TASK REQUIREMENTS => Take the material below and retype it in full; pictures are left out.

RECORDED DATA =>
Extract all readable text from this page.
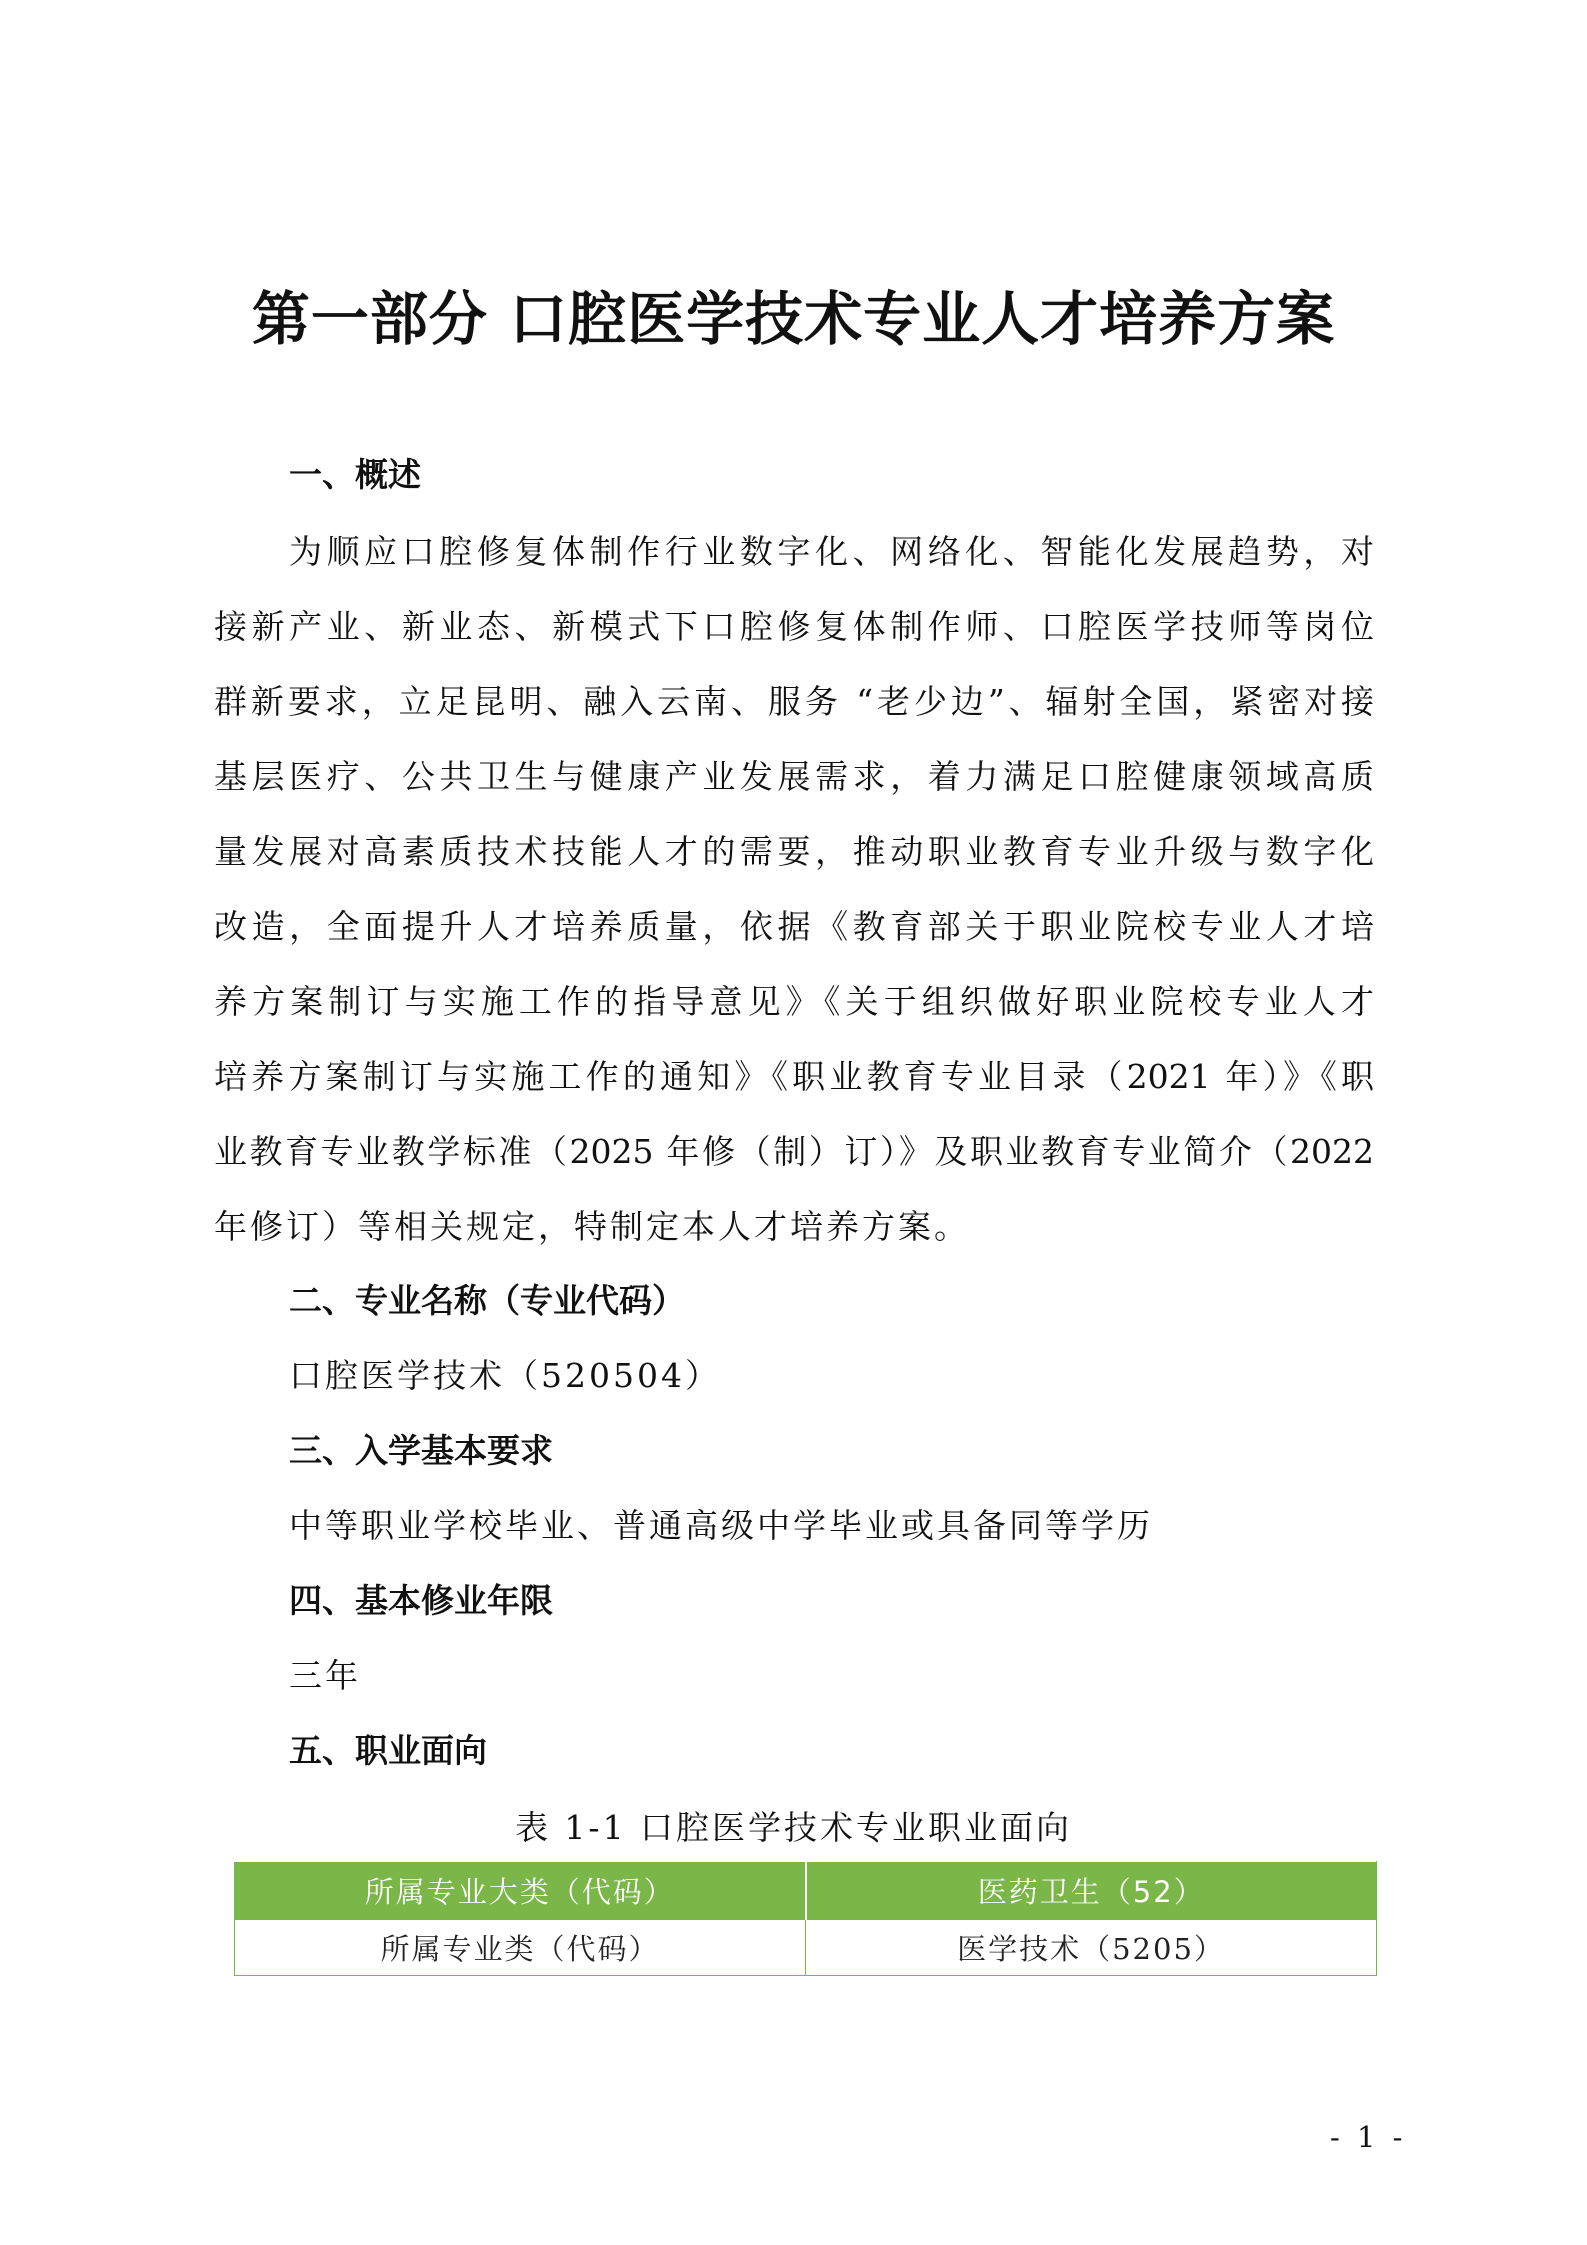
第一部分 口腔医学技术专业人才培养方案
一、概述
为顺应口腔修复体制作行业数字化、网络化、智能化发展趋势，对
接新产业、新业态、新模式下口腔修复体制作师、口腔医学技师等岗位
群新要求，立足昆明、融入云南、服务 “老少边”、辐射全国，紧密对接
基层医疗、公共卫生与健康产业发展需求，着力满足口腔健康领域高质
量发展对高素质技术技能人才的需要，推动职业教育专业升级与数字化
改造，全面提升人才培养质量，依据《教育部关于职业院校专业人才培
养方案制订与实施工作的指导意见》《关于组织做好职业院校专业人才
培养方案制订与实施工作的通知》《职业教育专业目录（2021 年）》《职
业教育专业教学标准（2025 年修（制）订）》及职业教育专业简介（2022
年修订）等相关规定，特制定本人才培养方案。
二、专业名称（专业代码）

口腔医学技术（520504）

三、入学基本要求

中等职业学校毕业、普通高级中学毕业或具备同等学历

四、基本修业年限

三年

五、职业面向

表 1-1 口腔医学技术专业职业面向

所属专业大类（代码）	医药卫生（52）
所属专业类（代码）	医学技术（5205）

- 1 -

COMPLETED TASK =>
Extract all readable text from this page.
第一部分 口腔医学技术专业人才培养方案
一、概述
为顺应口腔修复体制作行业数字化、网络化、智能化发展趋势，对
接新产业、新业态、新模式下口腔修复体制作师、口腔医学技师等岗位
群新要求，立足昆明、融入云南、服务 “老少边”、辐射全国，紧密对接
基层医疗、公共卫生与健康产业发展需求，着力满足口腔健康领域高质
量发展对高素质技术技能人才的需要，推动职业教育专业升级与数字化
改造，全面提升人才培养质量，依据《教育部关于职业院校专业人才培
养方案制订与实施工作的指导意见》《关于组织做好职业院校专业人才
培养方案制订与实施工作的通知》《职业教育专业目录（2021 年）》《职
业教育专业教学标准（2025 年修（制）订）》及职业教育专业简介（2022
年修订）等相关规定，特制定本人才培养方案。
二、专业名称（专业代码）

口腔医学技术（520504）

三、入学基本要求

中等职业学校毕业、普通高级中学毕业或具备同等学历

四、基本修业年限

三年

五、职业面向

表 1-1 口腔医学技术专业职业面向

所属专业大类（代码）	医药卫生（52）
所属专业类（代码）	医学技术（5205）

- 1 -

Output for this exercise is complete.